What the task asks —
Reproduce the listing word for word, leaving every picture behind.

Raw data —
* begin *

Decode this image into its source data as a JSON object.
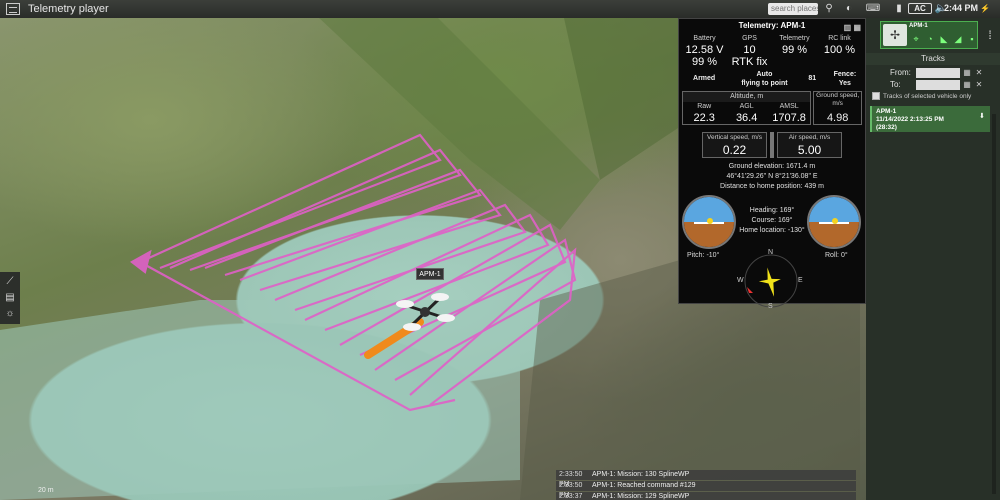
{
  "window": {
    "title": "Telemetry player"
  },
  "toolbar": {
    "search_placeholder": "search places",
    "ac_label": "AC",
    "clock": "2:44 PM"
  },
  "telemetry": {
    "title": "Telemetry: APM-1",
    "top": [
      {
        "label": "Battery",
        "value1": "12.58 V",
        "value2": "99 %"
      },
      {
        "label": "GPS",
        "value1": "10",
        "value2": "RTK fix"
      },
      {
        "label": "Telemetry",
        "value1": "",
        "value2": "99 %"
      },
      {
        "label": "RC link",
        "value1": "",
        "value2": "100 %"
      }
    ],
    "armed": "Armed",
    "mode": "Auto\nflying to point",
    "mode_line1": "Auto",
    "mode_line2": "flying to point",
    "point": "81",
    "fence_line1": "Fence:",
    "fence_line2": "Yes",
    "altitude_title": "Altitude, m",
    "altitude": [
      {
        "label": "Raw",
        "value": "22.3"
      },
      {
        "label": "AGL",
        "value": "36.4"
      },
      {
        "label": "AMSL",
        "value": "1707.8"
      }
    ],
    "ground_speed_label": "Ground speed, m/s",
    "ground_speed": "4.98",
    "vertical_speed_label": "Vertical speed, m/s",
    "vertical_speed": "0.22",
    "air_speed_label": "Air speed, m/s",
    "air_speed": "5.00",
    "ground_elevation": "Ground elevation: 1671.4 m",
    "coordinates": "46°41'29.26\" N  8°21'36.08\" E",
    "distance_home": "Distance to home position: 439 m",
    "heading": "Heading: 169°",
    "course": "Course: 169°",
    "home_location": "Home location: -130°",
    "pitch": "Pitch: -10°",
    "roll": "Roll: 0°",
    "compass": {
      "n": "N",
      "e": "E",
      "s": "S",
      "w": "W"
    }
  },
  "map": {
    "vehicle_label": "APM-1",
    "scale_text": "20 m"
  },
  "sidebar": {
    "vehicle_name": "APM-1",
    "tracks_title": "Tracks",
    "from_label": "From:",
    "to_label": "To:",
    "only_selected_label": "Tracks of selected vehicle only",
    "track_item": {
      "name": "APM-1",
      "date": "11/14/2022 2:13:25 PM",
      "duration": "(28:32)"
    }
  },
  "log": [
    {
      "time": "2:33:50 PM",
      "message": "APM-1: Mission: 130 SplineWP"
    },
    {
      "time": "2:33:50 PM",
      "message": "APM-1: Reached command #129"
    },
    {
      "time": "2:33:37 PM",
      "message": "APM-1: Mission: 129 SplineWP"
    }
  ],
  "colors": {
    "track": "#e060c8",
    "accent_green": "#4caf50",
    "orange_path": "#f08a1c"
  }
}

* end *

Exercise output —
Decode this image into its source data as a JSON object.
{
  "window": {
    "title": "Telemetry player"
  },
  "toolbar": {
    "search_placeholder": "search places",
    "ac_label": "AC",
    "clock": "2:44 PM"
  },
  "telemetry": {
    "title": "Telemetry: APM-1",
    "top": [
      {
        "label": "Battery",
        "value1": "12.58 V",
        "value2": "99 %"
      },
      {
        "label": "GPS",
        "value1": "10",
        "value2": "RTK fix"
      },
      {
        "label": "Telemetry",
        "value1": "",
        "value2": "99 %"
      },
      {
        "label": "RC link",
        "value1": "",
        "value2": "100 %"
      }
    ],
    "armed": "Armed",
    "mode": "Auto\nflying to point",
    "mode_line1": "Auto",
    "mode_line2": "flying to point",
    "point": "81",
    "fence_line1": "Fence:",
    "fence_line2": "Yes",
    "altitude_title": "Altitude, m",
    "altitude": [
      {
        "label": "Raw",
        "value": "22.3"
      },
      {
        "label": "AGL",
        "value": "36.4"
      },
      {
        "label": "AMSL",
        "value": "1707.8"
      }
    ],
    "ground_speed_label": "Ground speed, m/s",
    "ground_speed": "4.98",
    "vertical_speed_label": "Vertical speed, m/s",
    "vertical_speed": "0.22",
    "air_speed_label": "Air speed, m/s",
    "air_speed": "5.00",
    "ground_elevation": "Ground elevation: 1671.4 m",
    "coordinates": "46°41'29.26\" N  8°21'36.08\" E",
    "distance_home": "Distance to home position: 439 m",
    "heading": "Heading: 169°",
    "course": "Course: 169°",
    "home_location": "Home location: -130°",
    "pitch": "Pitch: -10°",
    "roll": "Roll: 0°",
    "compass": {
      "n": "N",
      "e": "E",
      "s": "S",
      "w": "W"
    }
  },
  "map": {
    "vehicle_label": "APM-1",
    "scale_text": "20 m"
  },
  "sidebar": {
    "vehicle_name": "APM-1",
    "tracks_title": "Tracks",
    "from_label": "From:",
    "to_label": "To:",
    "only_selected_label": "Tracks of selected vehicle only",
    "track_item": {
      "name": "APM-1",
      "date": "11/14/2022 2:13:25 PM",
      "duration": "(28:32)"
    }
  },
  "log": [
    {
      "time": "2:33:50 PM",
      "message": "APM-1: Mission: 130 SplineWP"
    },
    {
      "time": "2:33:50 PM",
      "message": "APM-1: Reached command #129"
    },
    {
      "time": "2:33:37 PM",
      "message": "APM-1: Mission: 129 SplineWP"
    }
  ],
  "colors": {
    "track": "#e060c8",
    "accent_green": "#4caf50",
    "orange_path": "#f08a1c"
  }
}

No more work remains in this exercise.